* START DATASET ROWS *
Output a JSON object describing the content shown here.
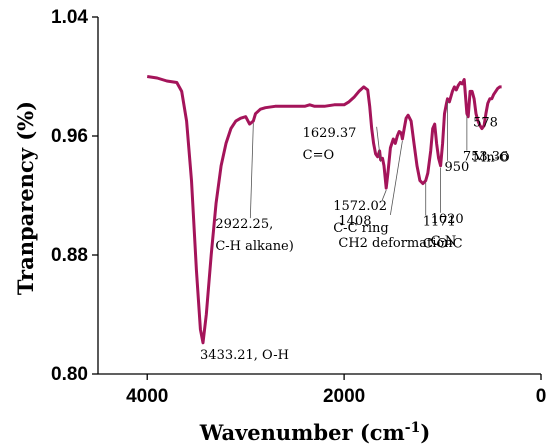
{
  "chart_data": {
    "type": "line",
    "title": "",
    "xlabel": "Wavenumber (cm",
    "xlabel_sup": "-1",
    "xlabel_tail": ")",
    "ylabel": "Tranparency (%)",
    "xlim": [
      4500,
      0
    ],
    "ylim": [
      0.8,
      1.04
    ],
    "x_ticks": [
      4000,
      2000,
      0
    ],
    "x_tick_labels": [
      "4000",
      "2000",
      "0"
    ],
    "y_ticks": [
      0.8,
      0.88,
      0.96,
      1.04
    ],
    "y_tick_labels": [
      "0.80",
      "0.88",
      "0.96",
      "1.04"
    ],
    "grid": false,
    "series": [
      {
        "color": "#a4145a",
        "x": [
          4000,
          3900,
          3800,
          3700,
          3650,
          3600,
          3550,
          3500,
          3460,
          3433,
          3400,
          3350,
          3300,
          3250,
          3200,
          3150,
          3100,
          3050,
          3000,
          2960,
          2922,
          2900,
          2850,
          2800,
          2700,
          2600,
          2500,
          2400,
          2350,
          2300,
          2200,
          2100,
          2000,
          1950,
          1900,
          1850,
          1800,
          1760,
          1740,
          1720,
          1700,
          1680,
          1660,
          1640,
          1629,
          1610,
          1595,
          1572,
          1555,
          1530,
          1500,
          1480,
          1460,
          1440,
          1420,
          1408,
          1390,
          1370,
          1350,
          1320,
          1290,
          1260,
          1230,
          1200,
          1171,
          1150,
          1120,
          1100,
          1080,
          1060,
          1040,
          1020,
          1000,
          980,
          960,
          950,
          930,
          900,
          880,
          860,
          840,
          820,
          800,
          780,
          753,
          740,
          720,
          700,
          680,
          660,
          640,
          620,
          600,
          578,
          560,
          540,
          520,
          500,
          480,
          460,
          440,
          420,
          400
        ],
        "y": [
          1.0,
          0.999,
          0.997,
          0.996,
          0.99,
          0.97,
          0.93,
          0.87,
          0.83,
          0.821,
          0.84,
          0.88,
          0.915,
          0.94,
          0.955,
          0.965,
          0.97,
          0.972,
          0.973,
          0.968,
          0.97,
          0.975,
          0.978,
          0.979,
          0.98,
          0.98,
          0.98,
          0.98,
          0.981,
          0.98,
          0.98,
          0.981,
          0.981,
          0.983,
          0.986,
          0.99,
          0.993,
          0.991,
          0.98,
          0.965,
          0.955,
          0.948,
          0.946,
          0.95,
          0.944,
          0.945,
          0.94,
          0.925,
          0.935,
          0.952,
          0.958,
          0.955,
          0.96,
          0.963,
          0.962,
          0.958,
          0.965,
          0.972,
          0.974,
          0.97,
          0.955,
          0.94,
          0.93,
          0.928,
          0.93,
          0.935,
          0.95,
          0.965,
          0.968,
          0.955,
          0.945,
          0.94,
          0.955,
          0.975,
          0.982,
          0.985,
          0.983,
          0.99,
          0.993,
          0.991,
          0.994,
          0.996,
          0.995,
          0.998,
          0.975,
          0.973,
          0.99,
          0.99,
          0.985,
          0.975,
          0.97,
          0.967,
          0.965,
          0.967,
          0.975,
          0.982,
          0.985,
          0.985,
          0.988,
          0.99,
          0.992,
          0.993,
          0.993
        ]
      }
    ],
    "annotations": [
      {
        "lines": [
          "3433.21, O-H"
        ],
        "x": 3433,
        "y": 0.821
      },
      {
        "lines": [
          "2922.25,",
          "C-H alkane)"
        ],
        "x": 2922,
        "y": 0.97
      },
      {
        "lines": [
          "1629.37",
          "C=O"
        ],
        "x": 1629,
        "y": 0.944
      },
      {
        "lines": [
          "1572.02",
          "C-C ring"
        ],
        "x": 1572,
        "y": 0.925
      },
      {
        "lines": [
          "1408",
          "CH2 deformation"
        ],
        "x": 1408,
        "y": 0.958
      },
      {
        "lines": [
          "1171",
          "C-O-C"
        ],
        "x": 1171,
        "y": 0.93
      },
      {
        "lines": [
          "1020",
          "C-N"
        ],
        "x": 1020,
        "y": 0.94
      },
      {
        "lines": [
          "950"
        ],
        "x": 950,
        "y": 0.985
      },
      {
        "lines": [
          "753.36"
        ],
        "x": 753,
        "y": 0.975
      },
      {
        "lines": [
          "Mn-O"
        ],
        "x": 600,
        "y": 0.965
      },
      {
        "lines": [
          "578"
        ],
        "x": 578,
        "y": 0.967
      }
    ]
  }
}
* END DATASET ROWS *
◆ **WHAT YOU WILL DO**
Verbatim reproduction of every record is required; images are left out.

◆ **COMPLETE RESPONSE**
Output a JSON object describing the content shown here.
{
  "chart_data": {
    "type": "line",
    "title": "",
    "xlabel": "Wavenumber (cm",
    "xlabel_sup": "-1",
    "xlabel_tail": ")",
    "ylabel": "Tranparency (%)",
    "xlim": [
      4500,
      0
    ],
    "ylim": [
      0.8,
      1.04
    ],
    "x_ticks": [
      4000,
      2000,
      0
    ],
    "x_tick_labels": [
      "4000",
      "2000",
      "0"
    ],
    "y_ticks": [
      0.8,
      0.88,
      0.96,
      1.04
    ],
    "y_tick_labels": [
      "0.80",
      "0.88",
      "0.96",
      "1.04"
    ],
    "grid": false,
    "series": [
      {
        "color": "#a4145a",
        "x": [
          4000,
          3900,
          3800,
          3700,
          3650,
          3600,
          3550,
          3500,
          3460,
          3433,
          3400,
          3350,
          3300,
          3250,
          3200,
          3150,
          3100,
          3050,
          3000,
          2960,
          2922,
          2900,
          2850,
          2800,
          2700,
          2600,
          2500,
          2400,
          2350,
          2300,
          2200,
          2100,
          2000,
          1950,
          1900,
          1850,
          1800,
          1760,
          1740,
          1720,
          1700,
          1680,
          1660,
          1640,
          1629,
          1610,
          1595,
          1572,
          1555,
          1530,
          1500,
          1480,
          1460,
          1440,
          1420,
          1408,
          1390,
          1370,
          1350,
          1320,
          1290,
          1260,
          1230,
          1200,
          1171,
          1150,
          1120,
          1100,
          1080,
          1060,
          1040,
          1020,
          1000,
          980,
          960,
          950,
          930,
          900,
          880,
          860,
          840,
          820,
          800,
          780,
          753,
          740,
          720,
          700,
          680,
          660,
          640,
          620,
          600,
          578,
          560,
          540,
          520,
          500,
          480,
          460,
          440,
          420,
          400
        ],
        "y": [
          1.0,
          0.999,
          0.997,
          0.996,
          0.99,
          0.97,
          0.93,
          0.87,
          0.83,
          0.821,
          0.84,
          0.88,
          0.915,
          0.94,
          0.955,
          0.965,
          0.97,
          0.972,
          0.973,
          0.968,
          0.97,
          0.975,
          0.978,
          0.979,
          0.98,
          0.98,
          0.98,
          0.98,
          0.981,
          0.98,
          0.98,
          0.981,
          0.981,
          0.983,
          0.986,
          0.99,
          0.993,
          0.991,
          0.98,
          0.965,
          0.955,
          0.948,
          0.946,
          0.95,
          0.944,
          0.945,
          0.94,
          0.925,
          0.935,
          0.952,
          0.958,
          0.955,
          0.96,
          0.963,
          0.962,
          0.958,
          0.965,
          0.972,
          0.974,
          0.97,
          0.955,
          0.94,
          0.93,
          0.928,
          0.93,
          0.935,
          0.95,
          0.965,
          0.968,
          0.955,
          0.945,
          0.94,
          0.955,
          0.975,
          0.982,
          0.985,
          0.983,
          0.99,
          0.993,
          0.991,
          0.994,
          0.996,
          0.995,
          0.998,
          0.975,
          0.973,
          0.99,
          0.99,
          0.985,
          0.975,
          0.97,
          0.967,
          0.965,
          0.967,
          0.975,
          0.982,
          0.985,
          0.985,
          0.988,
          0.99,
          0.992,
          0.993,
          0.993
        ]
      }
    ],
    "annotations": [
      {
        "lines": [
          "3433.21, O-H"
        ],
        "x": 3433,
        "y": 0.821
      },
      {
        "lines": [
          "2922.25,",
          "C-H alkane)"
        ],
        "x": 2922,
        "y": 0.97
      },
      {
        "lines": [
          "1629.37",
          "C=O"
        ],
        "x": 1629,
        "y": 0.944
      },
      {
        "lines": [
          "1572.02",
          "C-C ring"
        ],
        "x": 1572,
        "y": 0.925
      },
      {
        "lines": [
          "1408",
          "CH2 deformation"
        ],
        "x": 1408,
        "y": 0.958
      },
      {
        "lines": [
          "1171",
          "C-O-C"
        ],
        "x": 1171,
        "y": 0.93
      },
      {
        "lines": [
          "1020",
          "C-N"
        ],
        "x": 1020,
        "y": 0.94
      },
      {
        "lines": [
          "950"
        ],
        "x": 950,
        "y": 0.985
      },
      {
        "lines": [
          "753.36"
        ],
        "x": 753,
        "y": 0.975
      },
      {
        "lines": [
          "Mn-O"
        ],
        "x": 600,
        "y": 0.965
      },
      {
        "lines": [
          "578"
        ],
        "x": 578,
        "y": 0.967
      }
    ]
  }
}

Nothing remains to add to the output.